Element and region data
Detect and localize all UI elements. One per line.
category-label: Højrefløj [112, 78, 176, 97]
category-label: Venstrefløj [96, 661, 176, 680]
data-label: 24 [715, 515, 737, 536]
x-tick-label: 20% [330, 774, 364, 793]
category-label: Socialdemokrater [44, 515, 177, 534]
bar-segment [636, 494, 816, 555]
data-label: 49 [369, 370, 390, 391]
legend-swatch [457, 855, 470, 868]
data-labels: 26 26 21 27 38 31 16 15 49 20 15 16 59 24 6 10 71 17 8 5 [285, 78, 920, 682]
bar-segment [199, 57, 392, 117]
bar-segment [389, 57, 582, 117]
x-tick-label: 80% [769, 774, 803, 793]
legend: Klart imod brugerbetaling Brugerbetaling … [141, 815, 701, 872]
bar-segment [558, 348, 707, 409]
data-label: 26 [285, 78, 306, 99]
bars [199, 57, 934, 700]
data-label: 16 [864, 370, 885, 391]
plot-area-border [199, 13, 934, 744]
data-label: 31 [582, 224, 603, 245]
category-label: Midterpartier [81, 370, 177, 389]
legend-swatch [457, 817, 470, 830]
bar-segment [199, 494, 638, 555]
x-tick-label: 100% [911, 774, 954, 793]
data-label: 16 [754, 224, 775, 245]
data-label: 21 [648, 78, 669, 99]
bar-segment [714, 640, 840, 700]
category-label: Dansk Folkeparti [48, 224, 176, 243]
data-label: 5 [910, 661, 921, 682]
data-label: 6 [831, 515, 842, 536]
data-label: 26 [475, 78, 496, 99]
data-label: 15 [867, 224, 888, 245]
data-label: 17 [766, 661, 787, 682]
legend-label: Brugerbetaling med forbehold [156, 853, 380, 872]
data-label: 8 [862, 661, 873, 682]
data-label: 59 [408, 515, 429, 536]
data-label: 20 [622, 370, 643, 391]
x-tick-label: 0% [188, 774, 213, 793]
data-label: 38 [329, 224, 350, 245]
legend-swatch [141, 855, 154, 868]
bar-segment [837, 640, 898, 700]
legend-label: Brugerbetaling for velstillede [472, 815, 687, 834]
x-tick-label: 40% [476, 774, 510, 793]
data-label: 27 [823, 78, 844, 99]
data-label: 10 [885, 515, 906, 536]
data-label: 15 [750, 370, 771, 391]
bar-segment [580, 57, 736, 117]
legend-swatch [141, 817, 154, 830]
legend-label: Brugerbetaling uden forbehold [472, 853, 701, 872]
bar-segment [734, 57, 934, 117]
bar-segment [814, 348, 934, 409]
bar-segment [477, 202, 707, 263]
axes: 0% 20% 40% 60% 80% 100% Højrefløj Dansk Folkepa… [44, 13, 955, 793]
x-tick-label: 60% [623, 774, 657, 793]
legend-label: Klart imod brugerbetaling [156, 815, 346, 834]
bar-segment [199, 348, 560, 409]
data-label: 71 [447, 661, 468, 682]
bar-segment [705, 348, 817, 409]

What is required ▸
Reproduce every line of the listing above word for word, without changing anything.

Complete answer ▸
Detect and localize all UI elements. One per line.
category-label: Højrefløj [112, 78, 176, 97]
category-label: Venstrefløj [96, 661, 176, 680]
data-label: 24 [715, 515, 737, 536]
x-tick-label: 20% [330, 774, 364, 793]
category-label: Socialdemokrater [44, 515, 177, 534]
bar-segment [636, 494, 816, 555]
data-label: 49 [369, 370, 390, 391]
legend-swatch [457, 855, 470, 868]
data-labels: 26 26 21 27 38 31 16 15 49 20 15 16 59 24 6 10 71 17 8 5 [285, 78, 920, 682]
bar-segment [199, 57, 392, 117]
bar-segment [389, 57, 582, 117]
x-tick-label: 80% [769, 774, 803, 793]
legend: Klart imod brugerbetaling Brugerbetaling … [141, 815, 701, 872]
bar-segment [558, 348, 707, 409]
data-label: 26 [285, 78, 306, 99]
bars [199, 57, 934, 700]
data-label: 16 [864, 370, 885, 391]
plot-area-border [199, 13, 934, 744]
data-label: 31 [582, 224, 603, 245]
category-label: Midterpartier [81, 370, 177, 389]
legend-swatch [457, 817, 470, 830]
bar-segment [199, 494, 638, 555]
x-tick-label: 100% [911, 774, 954, 793]
data-label: 16 [754, 224, 775, 245]
data-label: 21 [648, 78, 669, 99]
bar-segment [714, 640, 840, 700]
category-label: Dansk Folkeparti [48, 224, 176, 243]
data-label: 5 [910, 661, 921, 682]
data-label: 6 [831, 515, 842, 536]
data-label: 26 [475, 78, 496, 99]
data-label: 15 [867, 224, 888, 245]
data-label: 17 [766, 661, 787, 682]
legend-label: Brugerbetaling med forbehold [156, 853, 380, 872]
data-label: 8 [862, 661, 873, 682]
data-label: 59 [408, 515, 429, 536]
data-label: 20 [622, 370, 643, 391]
x-tick-label: 0% [188, 774, 213, 793]
data-label: 38 [329, 224, 350, 245]
legend-swatch [141, 855, 154, 868]
bar-segment [837, 640, 898, 700]
legend-label: Brugerbetaling for velstillede [472, 815, 687, 834]
x-tick-label: 40% [476, 774, 510, 793]
data-label: 27 [823, 78, 844, 99]
data-label: 10 [885, 515, 906, 536]
data-label: 15 [750, 370, 771, 391]
bar-segment [580, 57, 736, 117]
legend-swatch [141, 817, 154, 830]
legend-label: Brugerbetaling uden forbehold [472, 853, 701, 872]
bar-segment [734, 57, 934, 117]
bar-segment [814, 348, 934, 409]
bar-segment [477, 202, 707, 263]
axes: 0% 20% 40% 60% 80% 100% Højrefløj Dansk Folkepa… [44, 13, 955, 793]
x-tick-label: 60% [623, 774, 657, 793]
legend-label: Klart imod brugerbetaling [156, 815, 346, 834]
bar-segment [199, 348, 560, 409]
data-label: 71 [447, 661, 468, 682]
bar-segment [705, 348, 817, 409]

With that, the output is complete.